(Stored records)
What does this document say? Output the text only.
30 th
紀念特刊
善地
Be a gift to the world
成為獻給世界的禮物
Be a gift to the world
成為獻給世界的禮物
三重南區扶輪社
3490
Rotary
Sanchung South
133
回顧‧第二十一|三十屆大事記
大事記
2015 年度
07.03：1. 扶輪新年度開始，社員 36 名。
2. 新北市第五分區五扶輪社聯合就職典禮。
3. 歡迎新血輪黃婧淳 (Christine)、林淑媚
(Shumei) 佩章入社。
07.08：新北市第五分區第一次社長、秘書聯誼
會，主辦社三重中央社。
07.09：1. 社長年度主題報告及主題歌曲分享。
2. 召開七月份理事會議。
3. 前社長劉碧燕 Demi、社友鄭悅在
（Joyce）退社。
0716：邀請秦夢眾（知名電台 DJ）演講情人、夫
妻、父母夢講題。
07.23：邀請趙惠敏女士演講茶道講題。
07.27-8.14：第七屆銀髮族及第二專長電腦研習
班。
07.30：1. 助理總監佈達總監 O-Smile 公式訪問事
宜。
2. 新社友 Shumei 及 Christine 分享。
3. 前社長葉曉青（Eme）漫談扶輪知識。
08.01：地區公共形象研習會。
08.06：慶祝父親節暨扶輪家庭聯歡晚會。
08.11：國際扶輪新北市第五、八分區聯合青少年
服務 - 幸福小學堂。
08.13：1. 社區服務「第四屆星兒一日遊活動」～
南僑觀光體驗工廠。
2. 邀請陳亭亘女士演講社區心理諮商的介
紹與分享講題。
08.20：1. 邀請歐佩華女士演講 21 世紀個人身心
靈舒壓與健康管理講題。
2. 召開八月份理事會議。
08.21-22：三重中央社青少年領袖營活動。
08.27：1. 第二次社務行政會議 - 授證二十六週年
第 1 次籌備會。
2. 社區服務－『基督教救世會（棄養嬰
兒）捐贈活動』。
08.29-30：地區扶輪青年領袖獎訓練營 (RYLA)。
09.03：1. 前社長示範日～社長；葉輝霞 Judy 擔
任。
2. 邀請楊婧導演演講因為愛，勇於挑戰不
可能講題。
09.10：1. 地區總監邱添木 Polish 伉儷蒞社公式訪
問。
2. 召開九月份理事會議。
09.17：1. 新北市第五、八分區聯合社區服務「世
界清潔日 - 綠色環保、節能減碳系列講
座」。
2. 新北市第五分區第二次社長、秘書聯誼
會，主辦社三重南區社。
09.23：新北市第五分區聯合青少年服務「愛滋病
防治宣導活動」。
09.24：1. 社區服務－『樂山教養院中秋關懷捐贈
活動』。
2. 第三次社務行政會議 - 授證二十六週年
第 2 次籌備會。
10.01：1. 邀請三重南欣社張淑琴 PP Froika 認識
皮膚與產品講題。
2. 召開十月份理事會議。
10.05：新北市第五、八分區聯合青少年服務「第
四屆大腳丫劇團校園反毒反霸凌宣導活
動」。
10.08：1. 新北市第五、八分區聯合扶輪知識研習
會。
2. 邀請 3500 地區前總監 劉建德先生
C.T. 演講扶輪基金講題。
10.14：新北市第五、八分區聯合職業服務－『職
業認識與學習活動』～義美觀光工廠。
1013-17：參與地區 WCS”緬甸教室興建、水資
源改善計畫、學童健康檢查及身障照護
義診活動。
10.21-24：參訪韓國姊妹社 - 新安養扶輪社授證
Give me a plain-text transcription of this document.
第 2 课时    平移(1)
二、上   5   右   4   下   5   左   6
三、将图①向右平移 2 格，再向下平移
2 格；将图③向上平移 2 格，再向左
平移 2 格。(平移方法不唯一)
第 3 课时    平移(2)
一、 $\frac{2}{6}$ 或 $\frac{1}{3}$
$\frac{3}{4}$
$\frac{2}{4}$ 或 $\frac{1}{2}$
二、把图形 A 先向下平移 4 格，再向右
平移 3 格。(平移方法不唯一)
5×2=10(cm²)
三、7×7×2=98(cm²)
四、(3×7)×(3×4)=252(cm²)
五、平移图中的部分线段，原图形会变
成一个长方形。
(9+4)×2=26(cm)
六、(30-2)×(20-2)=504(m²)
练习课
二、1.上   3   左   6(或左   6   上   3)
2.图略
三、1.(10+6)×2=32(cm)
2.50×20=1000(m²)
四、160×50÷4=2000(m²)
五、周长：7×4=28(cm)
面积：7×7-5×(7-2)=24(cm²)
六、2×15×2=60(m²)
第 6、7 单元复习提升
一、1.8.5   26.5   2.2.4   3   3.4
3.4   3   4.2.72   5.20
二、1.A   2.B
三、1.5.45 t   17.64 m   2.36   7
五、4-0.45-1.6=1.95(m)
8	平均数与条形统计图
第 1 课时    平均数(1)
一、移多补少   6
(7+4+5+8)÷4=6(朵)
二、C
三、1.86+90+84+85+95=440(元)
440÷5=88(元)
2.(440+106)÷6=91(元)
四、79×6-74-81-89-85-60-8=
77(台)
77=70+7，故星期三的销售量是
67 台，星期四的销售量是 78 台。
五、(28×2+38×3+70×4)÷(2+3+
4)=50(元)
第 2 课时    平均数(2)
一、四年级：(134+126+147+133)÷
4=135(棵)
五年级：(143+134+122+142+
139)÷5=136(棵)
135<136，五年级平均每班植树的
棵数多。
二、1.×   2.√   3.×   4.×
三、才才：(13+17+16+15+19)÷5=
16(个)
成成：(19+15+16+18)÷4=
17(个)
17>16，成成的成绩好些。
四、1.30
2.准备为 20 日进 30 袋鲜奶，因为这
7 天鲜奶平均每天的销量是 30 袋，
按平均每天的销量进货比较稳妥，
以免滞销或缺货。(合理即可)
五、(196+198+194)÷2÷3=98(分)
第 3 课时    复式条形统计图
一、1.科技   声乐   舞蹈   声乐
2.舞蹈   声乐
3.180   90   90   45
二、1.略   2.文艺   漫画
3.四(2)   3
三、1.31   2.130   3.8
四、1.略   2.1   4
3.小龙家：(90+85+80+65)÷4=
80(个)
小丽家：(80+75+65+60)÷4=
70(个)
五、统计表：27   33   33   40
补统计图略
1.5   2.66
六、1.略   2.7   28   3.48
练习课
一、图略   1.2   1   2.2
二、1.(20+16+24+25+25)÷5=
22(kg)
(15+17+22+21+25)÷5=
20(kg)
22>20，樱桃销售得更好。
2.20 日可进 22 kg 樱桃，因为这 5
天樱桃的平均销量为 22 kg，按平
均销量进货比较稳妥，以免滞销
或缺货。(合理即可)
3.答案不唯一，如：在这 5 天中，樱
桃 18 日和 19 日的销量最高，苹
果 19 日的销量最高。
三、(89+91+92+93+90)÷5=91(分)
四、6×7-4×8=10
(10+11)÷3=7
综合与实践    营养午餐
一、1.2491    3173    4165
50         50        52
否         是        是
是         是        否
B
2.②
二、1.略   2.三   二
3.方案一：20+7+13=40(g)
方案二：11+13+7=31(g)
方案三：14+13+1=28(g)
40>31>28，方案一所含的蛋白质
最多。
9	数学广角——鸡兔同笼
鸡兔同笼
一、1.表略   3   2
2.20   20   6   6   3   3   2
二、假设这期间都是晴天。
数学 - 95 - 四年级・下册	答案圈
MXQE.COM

Task details :: Gather all lines where the word "frac" appears.

Result of the exercise ::
一、 $\frac{2}{6}$ 或 $\frac{1}{3}$
$\frac{3}{4}$
$\frac{2}{4}$ 或 $\frac{1}{2}$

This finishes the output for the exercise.